### Directions for this task
Copy out the records from the line with "table-cell: 6400 xyxy=(361,747,424,763)" to the line with "header-col-50: 50% xyxy=(192,45,218,59)", both included, without changing anything.

-- start --

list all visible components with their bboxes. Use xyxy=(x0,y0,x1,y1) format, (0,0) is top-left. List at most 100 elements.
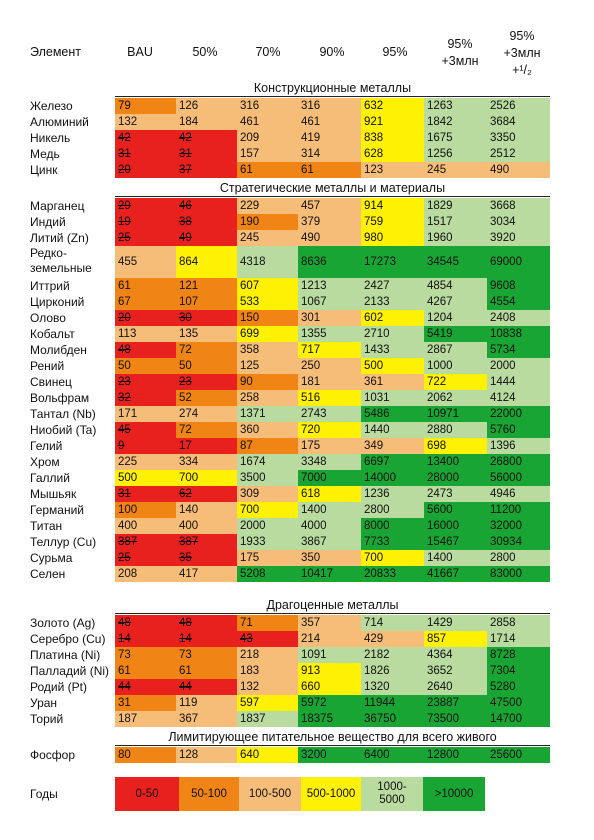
table-cell: 6400 xyxy=(361,747,424,763)
table-cell: 31 xyxy=(115,146,176,162)
table-cell: 921 xyxy=(361,114,424,130)
row-label: Титан xyxy=(30,519,63,533)
table-cell: 9608 xyxy=(487,278,550,294)
table-cell: 700 xyxy=(176,470,237,486)
header-col-50: 50% xyxy=(192,45,218,59)
table-cell: 400 xyxy=(115,518,176,534)
section-title: Стратегические металлы и материалы xyxy=(115,180,550,197)
table-cell: 61 xyxy=(237,162,298,178)
table-cell: 175 xyxy=(237,550,298,566)
table-cell: 4364 xyxy=(424,647,487,663)
row-label: Литий (Zn) xyxy=(30,231,89,245)
table-cell: 1067 xyxy=(298,294,361,310)
table-cell: 1400 xyxy=(424,550,487,566)
table-cell: 16000 xyxy=(424,518,487,534)
table-cell: 367 xyxy=(176,711,237,727)
table-cell: 23887 xyxy=(424,695,487,711)
legend-item-1000-5000: 1000- 5000 xyxy=(361,777,423,811)
table-cell: 225 xyxy=(115,454,176,470)
table-cell: 632 xyxy=(361,98,424,114)
table-header: Элемент BAU 50% 70% 90% 95% 95% +3млн 95… xyxy=(0,0,594,95)
table-cell: 1517 xyxy=(424,214,487,230)
table-cell: 516 xyxy=(298,390,361,406)
table-cell: 1236 xyxy=(361,486,424,502)
header-col-95: 95% xyxy=(382,45,408,59)
table-cell: 43 xyxy=(237,631,298,647)
table-cell: 10838 xyxy=(487,326,550,342)
table-cell: 25 xyxy=(115,550,176,566)
table-cell: 700 xyxy=(237,502,298,518)
table-cell: 11944 xyxy=(361,695,424,711)
table-cell: 533 xyxy=(237,294,298,310)
row-label: Молибден xyxy=(30,343,87,357)
table-cell: 38 xyxy=(176,214,237,230)
table-cell: 1400 xyxy=(298,502,361,518)
section-title: Драгоценные металлы xyxy=(115,597,550,614)
table-cell: 73 xyxy=(176,647,237,663)
table-cell: 73 xyxy=(115,647,176,663)
table-cell: 7733 xyxy=(361,534,424,550)
row-label: Редко- земельные xyxy=(30,246,92,275)
table-cell: 218 xyxy=(237,647,298,663)
table-cell: 22000 xyxy=(487,406,550,422)
table-cell: 455 xyxy=(115,246,176,278)
table-cell: 5419 xyxy=(424,326,487,342)
row-label: Теллур (Cu) xyxy=(30,535,97,549)
row-label: Алюминий xyxy=(30,115,89,129)
row-label: Золото (Ag) xyxy=(30,616,96,630)
table-cell: 1433 xyxy=(361,342,424,358)
table-cell: 1396 xyxy=(487,438,550,454)
table-cell: 29 xyxy=(115,198,176,214)
table-cell: 5760 xyxy=(487,422,550,438)
table-cell: 3867 xyxy=(298,534,361,550)
table-cell: 23 xyxy=(176,374,237,390)
table-cell: 6697 xyxy=(361,454,424,470)
table-cell: 25 xyxy=(115,230,176,246)
table-cell: 250 xyxy=(298,358,361,374)
table-cell: 5600 xyxy=(424,502,487,518)
table-cell: 71 xyxy=(237,615,298,631)
table-cell: 126 xyxy=(176,98,237,114)
table-cell: 25600 xyxy=(487,747,550,763)
table-cell: 387 xyxy=(115,534,176,550)
table-cell: 3200 xyxy=(298,747,361,763)
table-cell: 229 xyxy=(237,198,298,214)
header-col-95-3mln-half: 95% +3млн +¹/₂ xyxy=(503,29,541,77)
table-cell: 4854 xyxy=(424,278,487,294)
table-cell: 42 xyxy=(176,130,237,146)
table-cell: 13400 xyxy=(424,454,487,470)
table-cell: 17 xyxy=(176,438,237,454)
table-cell: 1091 xyxy=(298,647,361,663)
table-cell: 31 xyxy=(115,695,176,711)
row-label: Тантал (Nb) xyxy=(30,407,96,421)
header-element: Элемент xyxy=(30,45,81,59)
table-cell: 80 xyxy=(115,747,176,763)
table-cell: 28000 xyxy=(424,470,487,486)
table-cell: 607 xyxy=(237,278,298,294)
table-cell: 618 xyxy=(298,486,361,502)
table-cell: 3684 xyxy=(487,114,550,130)
table-cell: 720 xyxy=(298,422,361,438)
table-cell: 2062 xyxy=(424,390,487,406)
table-cell: 175 xyxy=(298,438,361,454)
table-cell: 334 xyxy=(176,454,237,470)
table-cell: 184 xyxy=(176,114,237,130)
table-cell: 48 xyxy=(115,342,176,358)
table-cell: 4554 xyxy=(487,294,550,310)
table-cell: 125 xyxy=(237,358,298,374)
table-cell: 316 xyxy=(298,98,361,114)
table-cell: 14000 xyxy=(361,470,424,486)
table-cell: 44 xyxy=(176,679,237,695)
table-cell: 181 xyxy=(298,374,361,390)
row-label: Свинец xyxy=(30,375,72,389)
table-cell: 8728 xyxy=(487,647,550,663)
row-label: Торий xyxy=(30,712,64,726)
table-cell: 461 xyxy=(298,114,361,130)
table-cell: 1842 xyxy=(424,114,487,130)
row-label: Палладий (Ni) xyxy=(30,664,110,678)
table-cell: 2473 xyxy=(424,486,487,502)
header-col-70: 70% xyxy=(255,45,281,59)
table-cell: 19 xyxy=(115,214,176,230)
row-label: Олово xyxy=(30,311,66,325)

-- end --

### Solution below
table-cell: 6400 xyxy=(361,747,424,763)
table-cell: 31 xyxy=(115,146,176,162)
table-cell: 921 xyxy=(361,114,424,130)
row-label: Титан xyxy=(30,519,63,533)
table-cell: 9608 xyxy=(487,278,550,294)
table-cell: 700 xyxy=(176,470,237,486)
header-col-50: 50% xyxy=(192,45,218,59)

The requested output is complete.